-- begin Available data --

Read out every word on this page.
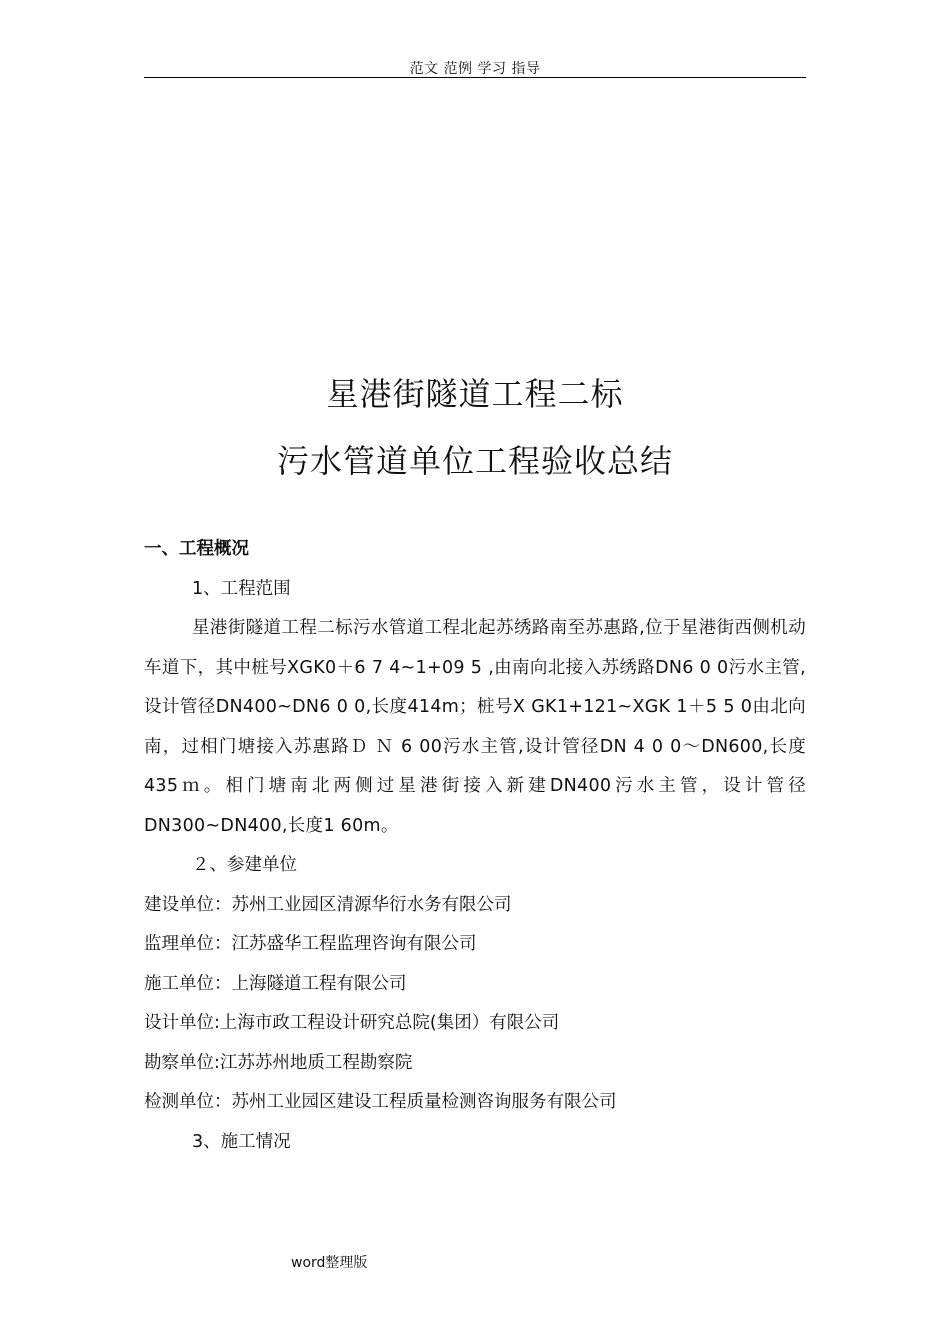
范文 范例 学习 指导
星港街隧道工程二标
污水管道单位工程验收总结

一、工程概况

1、工程范围

星港街隧道工程二标污水管道工程北起苏绣路南至苏惠路,位于星港街西侧机动车道下，其中桩号XGK0＋6 7 4~1+09 5 ,由南向北接入苏绣路DN6 0 0污水主管,设计管径DN400~DN6 0 0,长度414m；桩号X GK1+121~XGK 1＋5 5 0由北向南，过相门塘接入苏惠路Ｄ Ｎ 6 00污水主管,设计管径DN 4 0 0～DN600,长度435ｍ。相门塘南北两侧过星港街接入新建DN400污水主管，设计管径DN300~DN400,长度1 60m。

２、参建单位

建设单位：苏州工业园区清源华衍水务有限公司

监理单位：江苏盛华工程监理咨询有限公司

施工单位：上海隧道工程有限公司

设计单位:上海市政工程设计研究总院(集团）有限公司

勘察单位:江苏苏州地质工程勘察院

检测单位：苏州工业园区建设工程质量检测咨询服务有限公司

3、施工情况

word整理版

-- end Available data --

• _Exercise instructions_
Write out the entries again, exactly as given, skipping any images.

• _Result for this task_
Read out every word on this page.
范文 范例 学习 指导
星港街隧道工程二标
污水管道单位工程验收总结

一、工程概况

1、工程范围

星港街隧道工程二标污水管道工程北起苏绣路南至苏惠路,位于星港街西侧机动车道下，其中桩号XGK0＋6 7 4~1+09 5 ,由南向北接入苏绣路DN6 0 0污水主管,设计管径DN400~DN6 0 0,长度414m；桩号X GK1+121~XGK 1＋5 5 0由北向南，过相门塘接入苏惠路Ｄ Ｎ 6 00污水主管,设计管径DN 4 0 0～DN600,长度435ｍ。相门塘南北两侧过星港街接入新建DN400污水主管，设计管径DN300~DN400,长度1 60m。

２、参建单位

建设单位：苏州工业园区清源华衍水务有限公司

监理单位：江苏盛华工程监理咨询有限公司

施工单位：上海隧道工程有限公司

设计单位:上海市政工程设计研究总院(集团）有限公司

勘察单位:江苏苏州地质工程勘察院

检测单位：苏州工业园区建设工程质量检测咨询服务有限公司

3、施工情况

word整理版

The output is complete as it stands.